→ Supplied material

---

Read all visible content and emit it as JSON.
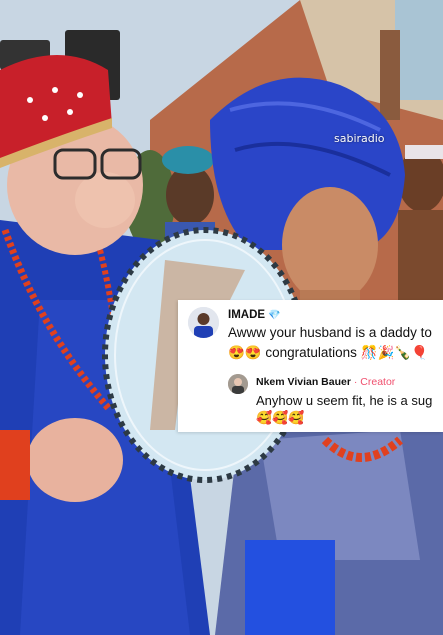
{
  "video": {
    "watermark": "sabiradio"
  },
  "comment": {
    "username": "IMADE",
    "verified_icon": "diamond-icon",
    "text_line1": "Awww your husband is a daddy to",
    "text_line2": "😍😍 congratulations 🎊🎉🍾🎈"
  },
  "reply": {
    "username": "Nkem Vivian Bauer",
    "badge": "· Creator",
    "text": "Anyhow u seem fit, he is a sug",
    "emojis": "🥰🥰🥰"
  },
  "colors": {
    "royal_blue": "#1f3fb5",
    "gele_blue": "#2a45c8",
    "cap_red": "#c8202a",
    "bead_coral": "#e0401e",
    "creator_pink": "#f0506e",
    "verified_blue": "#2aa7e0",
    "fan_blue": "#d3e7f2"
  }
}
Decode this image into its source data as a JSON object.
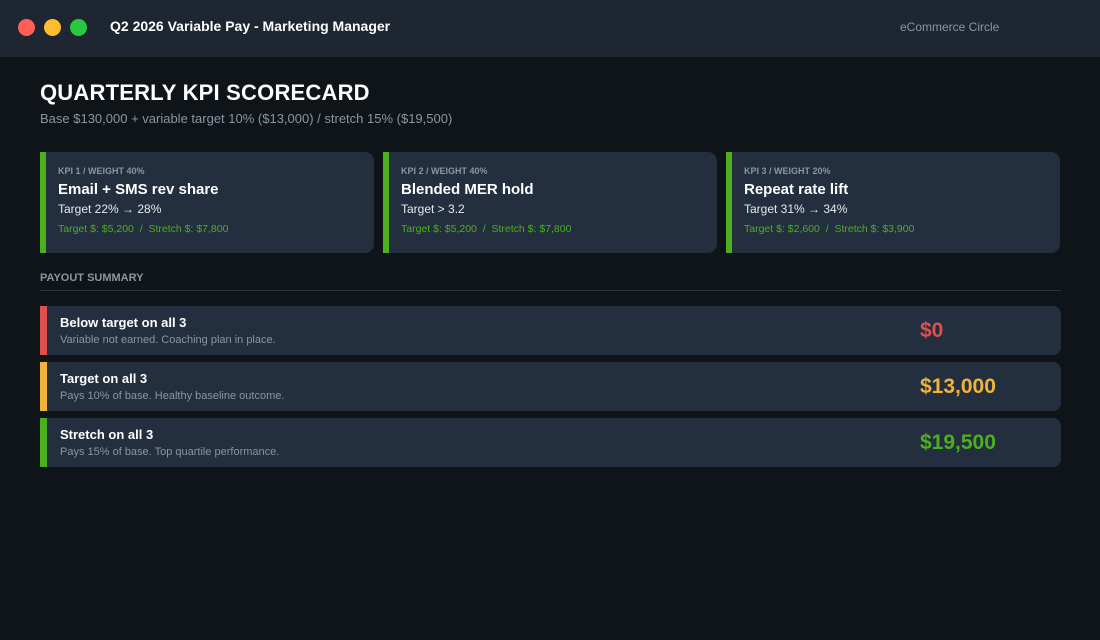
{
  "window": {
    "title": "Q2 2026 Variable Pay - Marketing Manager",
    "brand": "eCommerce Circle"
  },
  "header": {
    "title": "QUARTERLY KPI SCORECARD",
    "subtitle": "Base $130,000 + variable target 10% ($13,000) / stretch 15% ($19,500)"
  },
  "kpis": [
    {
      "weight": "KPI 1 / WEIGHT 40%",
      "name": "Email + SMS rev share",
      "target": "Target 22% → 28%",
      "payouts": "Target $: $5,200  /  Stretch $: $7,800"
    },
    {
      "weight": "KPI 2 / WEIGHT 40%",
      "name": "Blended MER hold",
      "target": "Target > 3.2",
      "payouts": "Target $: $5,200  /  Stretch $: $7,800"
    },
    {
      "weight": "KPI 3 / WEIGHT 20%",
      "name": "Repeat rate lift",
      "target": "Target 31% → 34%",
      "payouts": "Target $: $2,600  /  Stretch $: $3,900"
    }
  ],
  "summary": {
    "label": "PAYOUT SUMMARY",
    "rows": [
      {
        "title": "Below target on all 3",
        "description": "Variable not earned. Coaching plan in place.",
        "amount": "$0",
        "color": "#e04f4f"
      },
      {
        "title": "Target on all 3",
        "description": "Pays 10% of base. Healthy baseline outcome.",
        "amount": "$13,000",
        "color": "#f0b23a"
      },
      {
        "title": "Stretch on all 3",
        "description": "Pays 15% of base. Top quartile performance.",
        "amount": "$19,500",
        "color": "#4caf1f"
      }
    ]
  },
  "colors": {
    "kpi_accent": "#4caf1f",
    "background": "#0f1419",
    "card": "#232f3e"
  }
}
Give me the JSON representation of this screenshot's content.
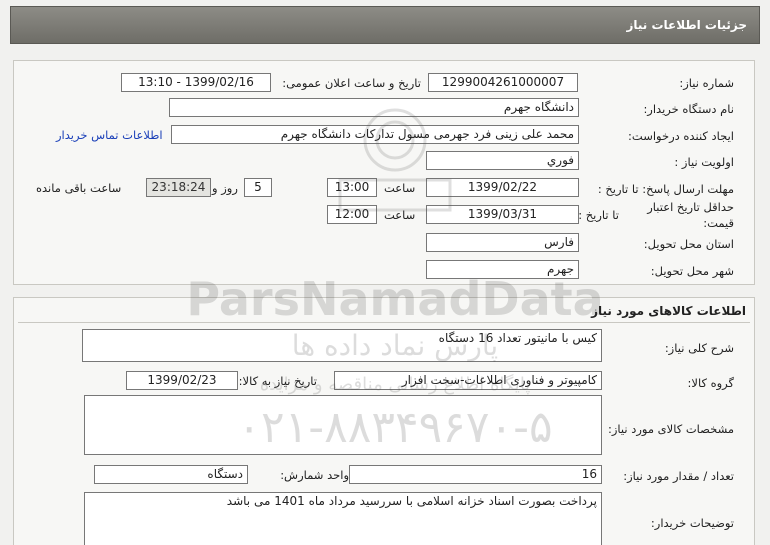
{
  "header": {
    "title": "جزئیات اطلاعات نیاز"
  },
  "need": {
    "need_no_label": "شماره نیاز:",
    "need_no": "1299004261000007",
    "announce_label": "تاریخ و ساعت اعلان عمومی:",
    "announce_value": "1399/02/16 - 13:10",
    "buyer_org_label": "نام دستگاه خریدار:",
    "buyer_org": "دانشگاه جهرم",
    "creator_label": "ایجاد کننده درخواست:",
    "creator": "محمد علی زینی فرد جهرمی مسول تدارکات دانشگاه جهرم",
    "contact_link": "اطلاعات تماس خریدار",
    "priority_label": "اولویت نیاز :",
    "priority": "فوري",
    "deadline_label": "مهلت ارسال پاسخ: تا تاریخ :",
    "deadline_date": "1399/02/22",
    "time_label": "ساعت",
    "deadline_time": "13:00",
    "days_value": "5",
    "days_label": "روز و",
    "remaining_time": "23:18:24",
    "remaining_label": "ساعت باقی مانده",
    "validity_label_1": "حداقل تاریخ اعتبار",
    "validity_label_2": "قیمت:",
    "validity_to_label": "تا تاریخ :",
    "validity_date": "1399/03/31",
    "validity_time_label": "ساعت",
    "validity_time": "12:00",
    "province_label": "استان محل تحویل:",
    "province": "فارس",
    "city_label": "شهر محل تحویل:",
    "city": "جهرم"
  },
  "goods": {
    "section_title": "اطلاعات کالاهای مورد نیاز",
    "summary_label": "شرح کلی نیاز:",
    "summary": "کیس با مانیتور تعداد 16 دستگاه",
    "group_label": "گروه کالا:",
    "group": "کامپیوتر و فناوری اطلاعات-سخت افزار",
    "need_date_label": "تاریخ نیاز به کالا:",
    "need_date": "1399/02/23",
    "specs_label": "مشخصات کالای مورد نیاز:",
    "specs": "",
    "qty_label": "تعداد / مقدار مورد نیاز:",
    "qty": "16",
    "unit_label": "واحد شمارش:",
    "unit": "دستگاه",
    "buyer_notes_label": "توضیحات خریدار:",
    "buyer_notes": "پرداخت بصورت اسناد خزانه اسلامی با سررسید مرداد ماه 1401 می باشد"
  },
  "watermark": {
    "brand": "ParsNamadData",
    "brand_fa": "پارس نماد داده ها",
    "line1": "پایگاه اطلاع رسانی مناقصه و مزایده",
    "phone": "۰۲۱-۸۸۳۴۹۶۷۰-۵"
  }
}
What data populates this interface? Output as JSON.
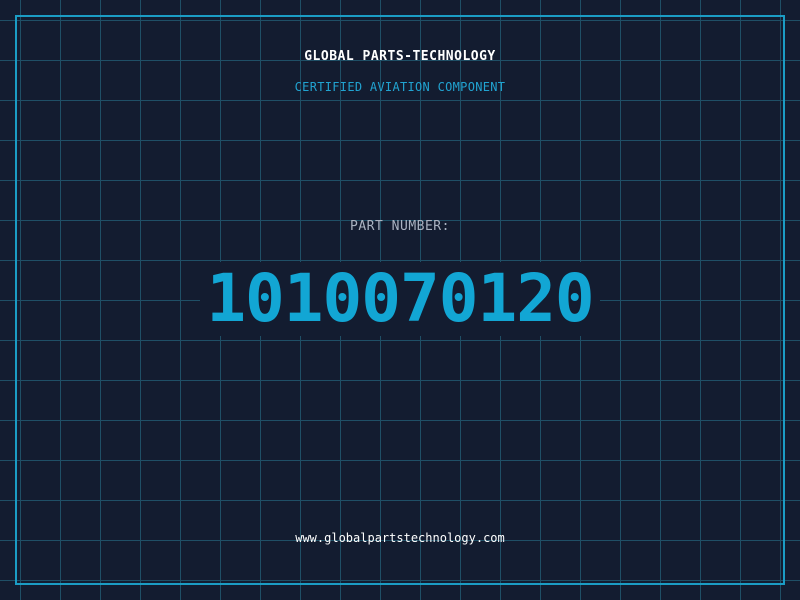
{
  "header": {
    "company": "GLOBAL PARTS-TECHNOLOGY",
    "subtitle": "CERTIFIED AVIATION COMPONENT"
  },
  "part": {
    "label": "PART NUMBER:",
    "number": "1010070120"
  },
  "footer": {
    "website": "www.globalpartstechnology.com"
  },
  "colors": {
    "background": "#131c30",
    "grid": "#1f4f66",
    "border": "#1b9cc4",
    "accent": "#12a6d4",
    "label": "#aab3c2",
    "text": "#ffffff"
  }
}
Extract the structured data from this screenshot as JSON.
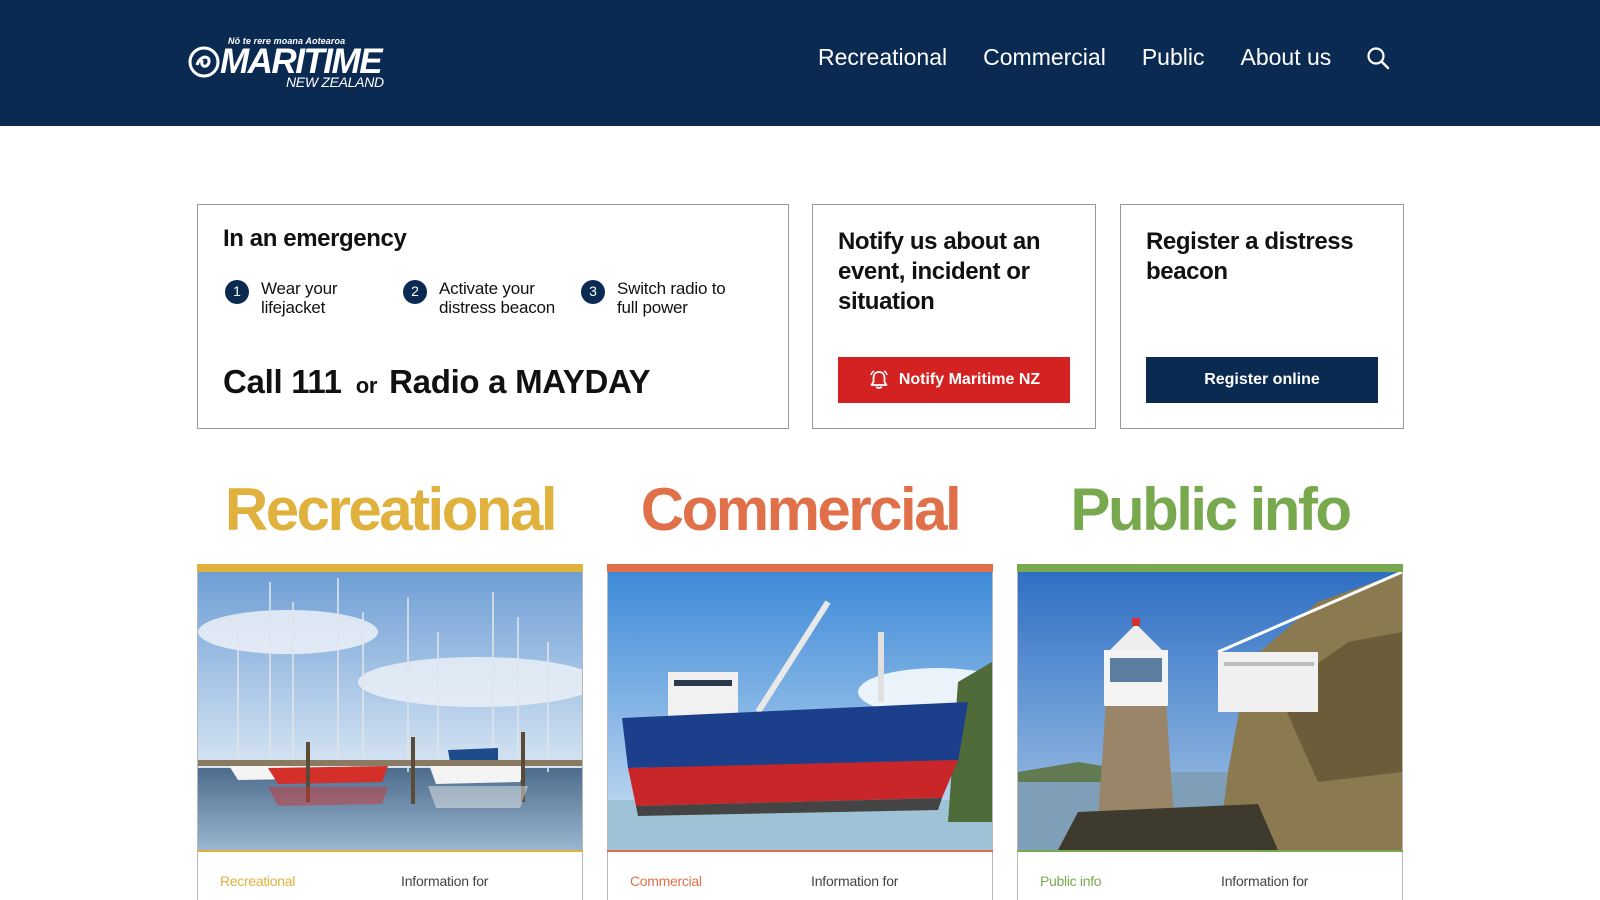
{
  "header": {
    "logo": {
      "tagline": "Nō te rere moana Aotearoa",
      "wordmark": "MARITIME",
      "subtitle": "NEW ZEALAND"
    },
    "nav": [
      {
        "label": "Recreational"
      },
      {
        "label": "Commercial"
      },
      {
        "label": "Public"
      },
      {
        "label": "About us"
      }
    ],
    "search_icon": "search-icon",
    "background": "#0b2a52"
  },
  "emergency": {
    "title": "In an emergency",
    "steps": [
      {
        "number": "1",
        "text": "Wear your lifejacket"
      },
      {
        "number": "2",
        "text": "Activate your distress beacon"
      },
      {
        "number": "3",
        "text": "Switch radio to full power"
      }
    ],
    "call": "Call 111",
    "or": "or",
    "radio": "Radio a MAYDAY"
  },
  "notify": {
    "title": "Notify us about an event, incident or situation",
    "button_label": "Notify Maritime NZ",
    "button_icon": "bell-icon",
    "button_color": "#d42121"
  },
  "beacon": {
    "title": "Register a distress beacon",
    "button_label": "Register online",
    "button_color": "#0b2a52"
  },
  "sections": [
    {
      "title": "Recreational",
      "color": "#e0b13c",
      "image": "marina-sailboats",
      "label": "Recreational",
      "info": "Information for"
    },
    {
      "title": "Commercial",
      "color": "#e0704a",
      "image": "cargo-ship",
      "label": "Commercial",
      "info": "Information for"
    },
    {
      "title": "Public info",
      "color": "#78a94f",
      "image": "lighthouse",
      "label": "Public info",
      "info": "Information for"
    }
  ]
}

---

→ Work to do
Reproduce all of the entries word for word, skipping any pictures they hold.

→ Written response
Read all visible content and emit it as JSON.
{
  "video": {
    "watermark": "sabiradio"
  },
  "comment": {
    "username": "IMADE",
    "verified_icon": "diamond-icon",
    "text_line1": "Awww your husband is a daddy to",
    "text_line2": "😍😍 congratulations 🎊🎉🍾🎈"
  },
  "reply": {
    "username": "Nkem Vivian Bauer",
    "badge": "· Creator",
    "text": "Anyhow u seem fit, he is a sug",
    "emojis": "🥰🥰🥰"
  },
  "colors": {
    "royal_blue": "#1f3fb5",
    "gele_blue": "#2a45c8",
    "cap_red": "#c8202a",
    "bead_coral": "#e0401e",
    "creator_pink": "#f0506e",
    "verified_blue": "#2aa7e0",
    "fan_blue": "#d3e7f2"
  }
}
Decode this image into its source data as a JSON object.
{
  "window": {
    "title": "Q2 2026 Variable Pay - Marketing Manager",
    "brand": "eCommerce Circle"
  },
  "header": {
    "title": "QUARTERLY KPI SCORECARD",
    "subtitle": "Base $130,000 + variable target 10% ($13,000) / stretch 15% ($19,500)"
  },
  "kpis": [
    {
      "weight": "KPI 1 / WEIGHT 40%",
      "name": "Email + SMS rev share",
      "target": "Target 22% → 28%",
      "payouts": "Target $: $5,200  /  Stretch $: $7,800"
    },
    {
      "weight": "KPI 2 / WEIGHT 40%",
      "name": "Blended MER hold",
      "target": "Target > 3.2",
      "payouts": "Target $: $5,200  /  Stretch $: $7,800"
    },
    {
      "weight": "KPI 3 / WEIGHT 20%",
      "name": "Repeat rate lift",
      "target": "Target 31% → 34%",
      "payouts": "Target $: $2,600  /  Stretch $: $3,900"
    }
  ],
  "summary": {
    "label": "PAYOUT SUMMARY",
    "rows": [
      {
        "title": "Below target on all 3",
        "description": "Variable not earned. Coaching plan in place.",
        "amount": "$0",
        "color": "#e04f4f"
      },
      {
        "title": "Target on all 3",
        "description": "Pays 10% of base. Healthy baseline outcome.",
        "amount": "$13,000",
        "color": "#f0b23a"
      },
      {
        "title": "Stretch on all 3",
        "description": "Pays 15% of base. Top quartile performance.",
        "amount": "$19,500",
        "color": "#4caf1f"
      }
    ]
  },
  "colors": {
    "kpi_accent": "#4caf1f",
    "background": "#0f1419",
    "card": "#232f3e"
  }
}
Give me the JSON representation of this screenshot's content.
{
  "header": {
    "title": "جزئیات اطلاعات نیاز"
  },
  "need": {
    "need_no_label": "شماره نیاز:",
    "need_no": "1299004261000007",
    "announce_label": "تاریخ و ساعت اعلان عمومی:",
    "announce_value": "1399/02/16 - 13:10",
    "buyer_org_label": "نام دستگاه خریدار:",
    "buyer_org": "دانشگاه جهرم",
    "creator_label": "ایجاد کننده درخواست:",
    "creator": "محمد علی زینی فرد جهرمی مسول تدارکات دانشگاه جهرم",
    "contact_link": "اطلاعات تماس خریدار",
    "priority_label": "اولویت نیاز :",
    "priority": "فوري",
    "deadline_label": "مهلت ارسال پاسخ: تا تاریخ :",
    "deadline_date": "1399/02/22",
    "time_label": "ساعت",
    "deadline_time": "13:00",
    "days_value": "5",
    "days_label": "روز و",
    "remaining_time": "23:18:24",
    "remaining_label": "ساعت باقی مانده",
    "validity_label_1": "حداقل تاریخ اعتبار",
    "validity_label_2": "قیمت:",
    "validity_to_label": "تا تاریخ :",
    "validity_date": "1399/03/31",
    "validity_time_label": "ساعت",
    "validity_time": "12:00",
    "province_label": "استان محل تحویل:",
    "province": "فارس",
    "city_label": "شهر محل تحویل:",
    "city": "جهرم"
  },
  "goods": {
    "section_title": "اطلاعات کالاهای مورد نیاز",
    "summary_label": "شرح کلی نیاز:",
    "summary": "کیس با مانیتور تعداد 16 دستگاه",
    "group_label": "گروه کالا:",
    "group": "کامپیوتر و فناوری اطلاعات-سخت افزار",
    "need_date_label": "تاریخ نیاز به کالا:",
    "need_date": "1399/02/23",
    "specs_label": "مشخصات کالای مورد نیاز:",
    "specs": "",
    "qty_label": "تعداد / مقدار مورد نیاز:",
    "qty": "16",
    "unit_label": "واحد شمارش:",
    "unit": "دستگاه",
    "buyer_notes_label": "توضیحات خریدار:",
    "buyer_notes": "پرداخت بصورت اسناد خزانه اسلامی با سررسید مرداد ماه 1401 می باشد"
  },
  "watermark": {
    "brand": "ParsNamadData",
    "brand_fa": "پارس نماد داده ها",
    "line1": "پایگاه اطلاع رسانی مناقصه و مزایده",
    "phone": "۰۲۱-۸۸۳۴۹۶۷۰-۵"
  }
}
What data populates this interface? Output as JSON.
{
  "header": {
    "company": "GLOBAL PARTS-TECHNOLOGY",
    "subtitle": "CERTIFIED AVIATION COMPONENT"
  },
  "part": {
    "label": "PART NUMBER:",
    "number": "1010070120"
  },
  "footer": {
    "website": "www.globalpartstechnology.com"
  },
  "colors": {
    "background": "#131c30",
    "grid": "#1f4f66",
    "border": "#1b9cc4",
    "accent": "#12a6d4",
    "label": "#aab3c2",
    "text": "#ffffff"
  }
}
Extract the structured data from this screenshot as JSON.
{
  "header": {
    "logo": {
      "tagline": "Nō te rere moana Aotearoa",
      "wordmark": "MARITIME",
      "subtitle": "NEW ZEALAND"
    },
    "nav": [
      {
        "label": "Recreational"
      },
      {
        "label": "Commercial"
      },
      {
        "label": "Public"
      },
      {
        "label": "About us"
      }
    ],
    "search_icon": "search-icon",
    "background": "#0b2a52"
  },
  "emergency": {
    "title": "In an emergency",
    "steps": [
      {
        "number": "1",
        "text": "Wear your lifejacket"
      },
      {
        "number": "2",
        "text": "Activate your distress beacon"
      },
      {
        "number": "3",
        "text": "Switch radio to full power"
      }
    ],
    "call": "Call 111",
    "or": "or",
    "radio": "Radio a MAYDAY"
  },
  "notify": {
    "title": "Notify us about an event, incident or situation",
    "button_label": "Notify Maritime NZ",
    "button_icon": "bell-icon",
    "button_color": "#d42121"
  },
  "beacon": {
    "title": "Register a distress beacon",
    "button_label": "Register online",
    "button_color": "#0b2a52"
  },
  "sections": [
    {
      "title": "Recreational",
      "color": "#e0b13c",
      "image": "marina-sailboats",
      "label": "Recreational",
      "info": "Information for"
    },
    {
      "title": "Commercial",
      "color": "#e0704a",
      "image": "cargo-ship",
      "label": "Commercial",
      "info": "Information for"
    },
    {
      "title": "Public info",
      "color": "#78a94f",
      "image": "lighthouse",
      "label": "Public info",
      "info": "Information for"
    }
  ]
}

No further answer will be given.